ReviewFocused attention, open monitoring and automatic self-transcending: Categories to organize meditations from Vedic, Buddhist and Chinese traditions
Introduction
Meditation practices are embedded in different cultures, worldviews, and traditions, which confounds discussions between meditation traditions. Neuroscience provides the language of brain functioning to discuss meditation practices. Brain patterns reflect the cognitive processes used in meditation practices (attention, feeling, reasoning, visualization), the way these processes are used (minimal- to highly-controlled cognitive processing), and the objects of meditation (thoughts, images, emotions, breath) (see Shear, 2006). Thus, brain patterns could provide an objective “language” to discuss procedures and experiences resulting from different meditation practices.
Lutz has divided meditation practices into two categories: focused attention meditation, which entails voluntary and sustained attention on a chosen object, and open monitoring meditation, which involves non-reactive monitoring of the moment-to-moment content of experience (Lutz, Slagter, Dunne, & Davidson, 2008). We suggest a third category of meditation practice, automatic self-transcending, which includes techniques designed to transcend their own activity.
The category of automatic self-transcending is marked by the absence of both (a) focus and (b) individual control or effort. Focus on a single object of experience and an orientation to monitoring changing objects of experience keeps the meditator involved with the procedures of the technique—these practices are not designed to transcend their activity. Focus and monitoring experience are active mental processes, which keep the brain engaged in specific processing—individual activity keeps the mind from transcending. Thus, automatic self-transcending appears to define a class of meditations distinct from both focused attention and open monitoring.

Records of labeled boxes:
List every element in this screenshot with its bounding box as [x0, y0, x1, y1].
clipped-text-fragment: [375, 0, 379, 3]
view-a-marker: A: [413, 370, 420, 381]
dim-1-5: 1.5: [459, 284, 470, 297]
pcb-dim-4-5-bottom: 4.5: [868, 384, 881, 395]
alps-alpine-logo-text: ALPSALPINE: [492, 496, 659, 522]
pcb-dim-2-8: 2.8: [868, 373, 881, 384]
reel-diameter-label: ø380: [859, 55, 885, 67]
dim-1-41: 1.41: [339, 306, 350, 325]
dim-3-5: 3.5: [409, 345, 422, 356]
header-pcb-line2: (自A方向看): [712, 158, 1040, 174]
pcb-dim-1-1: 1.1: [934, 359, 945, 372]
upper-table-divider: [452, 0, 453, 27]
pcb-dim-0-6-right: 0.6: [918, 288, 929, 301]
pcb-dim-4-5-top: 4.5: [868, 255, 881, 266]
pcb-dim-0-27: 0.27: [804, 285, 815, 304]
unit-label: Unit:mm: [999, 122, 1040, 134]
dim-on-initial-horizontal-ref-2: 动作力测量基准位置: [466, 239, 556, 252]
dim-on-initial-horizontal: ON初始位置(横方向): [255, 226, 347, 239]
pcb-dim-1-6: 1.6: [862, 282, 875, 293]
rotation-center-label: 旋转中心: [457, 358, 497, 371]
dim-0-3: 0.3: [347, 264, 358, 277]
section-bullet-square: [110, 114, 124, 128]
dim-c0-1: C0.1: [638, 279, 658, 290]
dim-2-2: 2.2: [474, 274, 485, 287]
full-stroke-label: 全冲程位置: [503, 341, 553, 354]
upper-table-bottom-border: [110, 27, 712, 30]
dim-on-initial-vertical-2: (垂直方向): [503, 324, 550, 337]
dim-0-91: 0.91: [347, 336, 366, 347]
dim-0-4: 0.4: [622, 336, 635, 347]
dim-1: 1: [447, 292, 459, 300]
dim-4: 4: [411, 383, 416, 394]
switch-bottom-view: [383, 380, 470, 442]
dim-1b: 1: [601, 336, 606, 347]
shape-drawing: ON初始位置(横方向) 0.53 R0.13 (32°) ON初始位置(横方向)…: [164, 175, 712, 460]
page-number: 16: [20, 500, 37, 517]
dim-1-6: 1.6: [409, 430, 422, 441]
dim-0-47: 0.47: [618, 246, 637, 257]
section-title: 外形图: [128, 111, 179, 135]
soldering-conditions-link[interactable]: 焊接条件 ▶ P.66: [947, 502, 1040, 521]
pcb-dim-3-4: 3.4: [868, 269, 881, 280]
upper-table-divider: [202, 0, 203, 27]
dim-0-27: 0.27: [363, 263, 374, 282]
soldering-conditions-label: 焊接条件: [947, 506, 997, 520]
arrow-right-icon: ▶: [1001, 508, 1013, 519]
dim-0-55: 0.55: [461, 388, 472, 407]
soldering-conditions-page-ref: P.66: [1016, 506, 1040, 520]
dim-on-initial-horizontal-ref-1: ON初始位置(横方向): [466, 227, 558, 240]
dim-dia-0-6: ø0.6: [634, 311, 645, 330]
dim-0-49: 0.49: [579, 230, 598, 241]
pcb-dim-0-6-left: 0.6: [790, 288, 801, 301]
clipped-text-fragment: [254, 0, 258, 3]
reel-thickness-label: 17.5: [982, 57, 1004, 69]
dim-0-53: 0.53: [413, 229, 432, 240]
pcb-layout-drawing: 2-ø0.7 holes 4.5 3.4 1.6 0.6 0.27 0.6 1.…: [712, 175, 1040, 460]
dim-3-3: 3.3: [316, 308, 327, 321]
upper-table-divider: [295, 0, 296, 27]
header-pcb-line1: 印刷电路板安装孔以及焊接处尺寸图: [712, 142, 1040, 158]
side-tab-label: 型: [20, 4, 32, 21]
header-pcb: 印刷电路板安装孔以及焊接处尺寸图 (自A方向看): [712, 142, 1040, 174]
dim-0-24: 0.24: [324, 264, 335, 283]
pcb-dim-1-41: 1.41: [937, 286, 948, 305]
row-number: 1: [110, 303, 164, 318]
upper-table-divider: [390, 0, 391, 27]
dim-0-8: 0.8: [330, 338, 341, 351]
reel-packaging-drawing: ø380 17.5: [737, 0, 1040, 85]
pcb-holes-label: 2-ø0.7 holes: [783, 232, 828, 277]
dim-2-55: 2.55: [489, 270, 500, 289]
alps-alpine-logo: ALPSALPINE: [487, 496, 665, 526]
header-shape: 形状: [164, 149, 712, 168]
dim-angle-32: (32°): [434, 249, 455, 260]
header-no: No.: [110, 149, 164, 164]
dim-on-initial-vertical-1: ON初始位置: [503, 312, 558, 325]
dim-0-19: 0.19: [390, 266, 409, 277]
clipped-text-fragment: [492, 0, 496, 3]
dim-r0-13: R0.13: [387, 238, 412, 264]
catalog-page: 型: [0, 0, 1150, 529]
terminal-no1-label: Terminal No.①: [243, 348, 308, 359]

PARTS OF THE EXERCISE:
1. According to the review on meditation categories, what third category of meditation practice do the authors suggest?
2. Summarize the review on meditation categories in two sentences.

PROBLEM SOLUTIONS:
1. Automatic self-transcending

2. The review holds that brain patterns could provide an objective language for discussing procedures and experiences from different meditation practices, which are embedded in different cultures, worldviews, and traditions. To Lutz's two categories of focused attention and open monitoring, it adds a third, automatic self-transcending, which is marked by the absence of both focus and individual control or effort.